• YOUR OBJECTIVE:
Collect every line that includes the string "source".

═══

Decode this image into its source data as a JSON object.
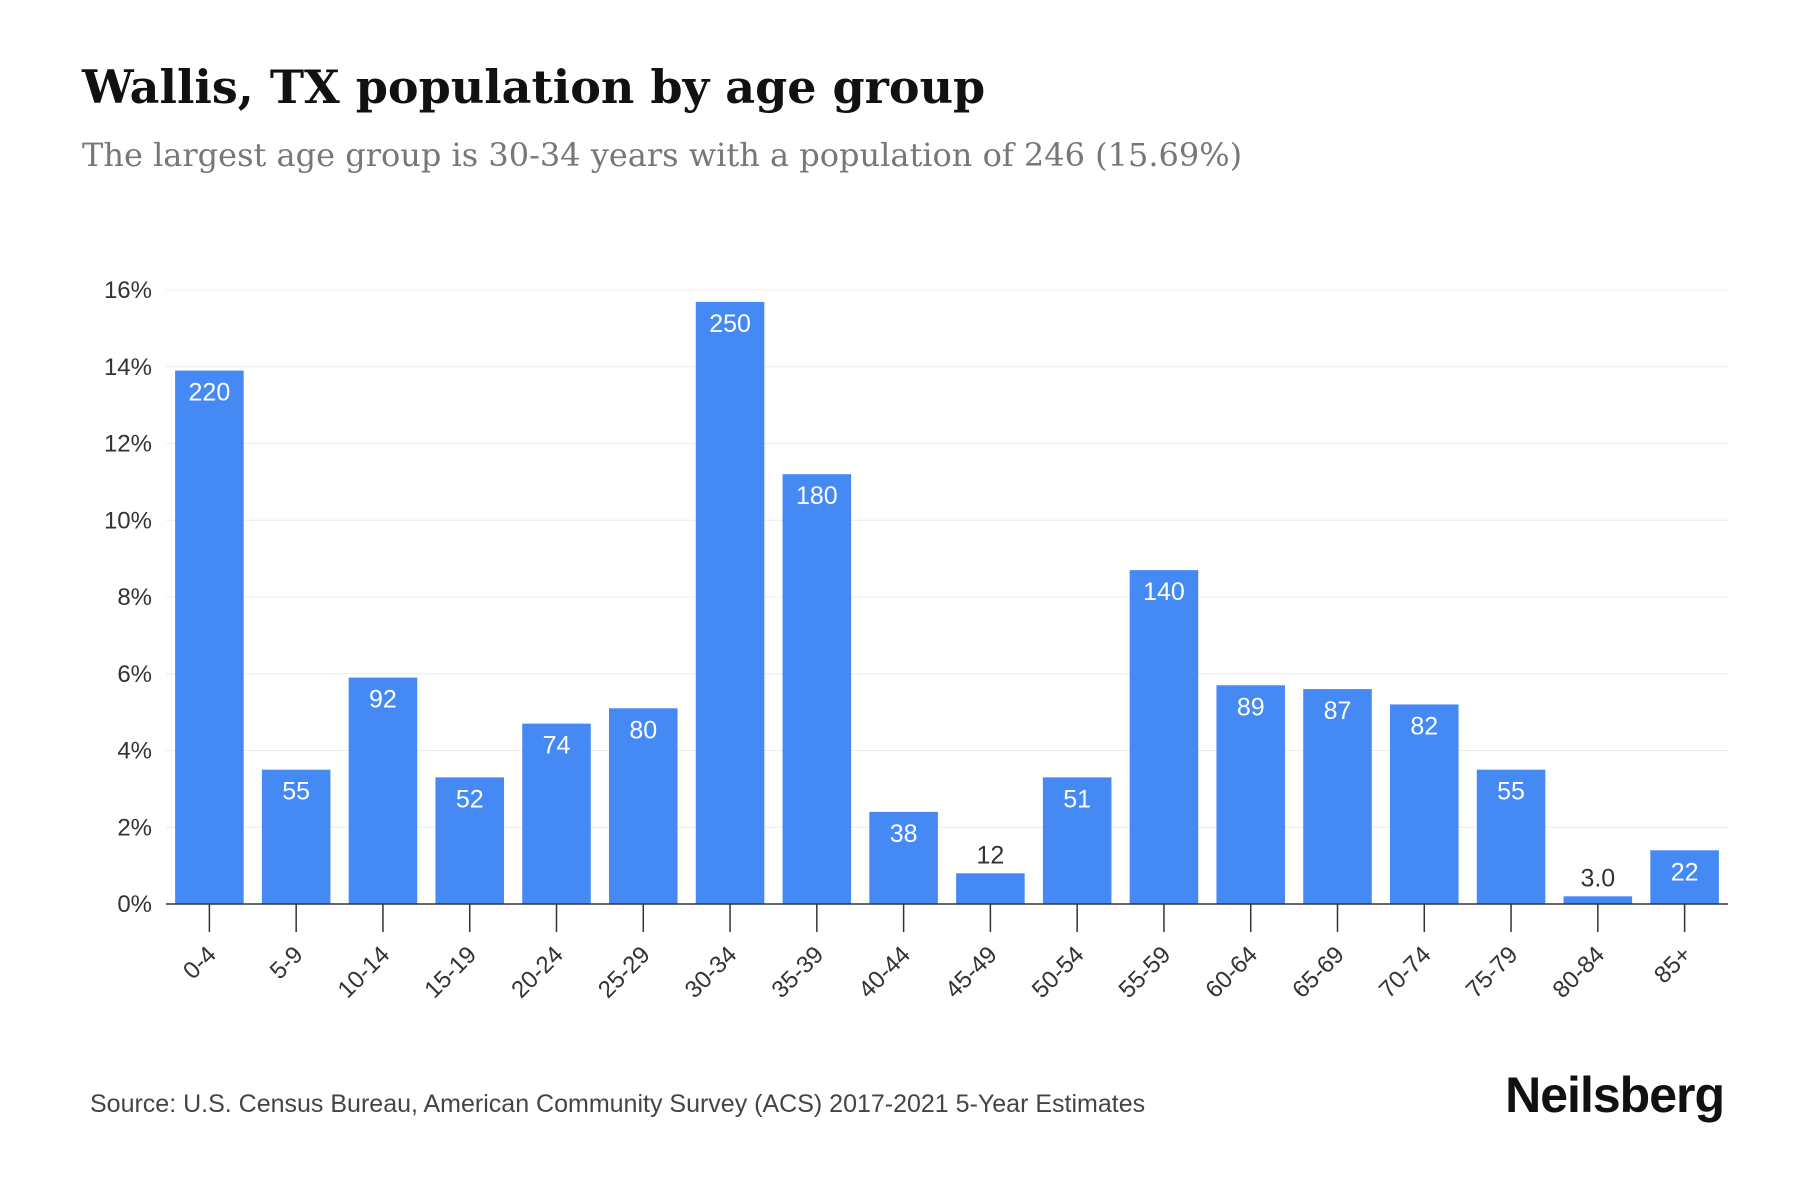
{
  "header": {
    "title": "Wallis, TX population by age group",
    "subtitle": "The largest age group is 30-34 years with a population of 246 (15.69%)"
  },
  "chart_data": {
    "type": "bar",
    "categories": [
      "0-4",
      "5-9",
      "10-14",
      "15-19",
      "20-24",
      "25-29",
      "30-34",
      "35-39",
      "40-44",
      "45-49",
      "50-54",
      "55-59",
      "60-64",
      "65-69",
      "70-74",
      "75-79",
      "80-84",
      "85+"
    ],
    "values": [
      13.9,
      3.5,
      5.9,
      3.3,
      4.7,
      5.1,
      15.69,
      11.2,
      2.4,
      0.8,
      3.3,
      8.7,
      5.7,
      5.6,
      5.2,
      3.5,
      0.2,
      1.4
    ],
    "data_labels": [
      "220",
      "55",
      "92",
      "52",
      "74",
      "80",
      "250",
      "180",
      "38",
      "12",
      "51",
      "140",
      "89",
      "87",
      "82",
      "55",
      "3.0",
      "22"
    ],
    "label_inside": [
      true,
      true,
      true,
      true,
      true,
      true,
      true,
      true,
      true,
      false,
      true,
      true,
      true,
      true,
      true,
      true,
      false,
      true
    ],
    "ylim": [
      0,
      16
    ],
    "yticks": [
      0,
      2,
      4,
      6,
      8,
      10,
      12,
      14,
      16
    ],
    "ytick_labels": [
      "0%",
      "2%",
      "4%",
      "6%",
      "8%",
      "10%",
      "12%",
      "14%",
      "16%"
    ],
    "grid": true,
    "bar_color": "#4589F5"
  },
  "footer": {
    "source": "Source: U.S. Census Bureau, American Community Survey (ACS) 2017-2021 5-Year Estimates",
    "brand": "Neilsberg"
  }
}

═══

• TASK OUTPUT:
Decode this image into its source data as a JSON object.
    "source": "Source: U.S. Census Bureau, American Community Survey (ACS) 2017-2021 5-Year Estimates",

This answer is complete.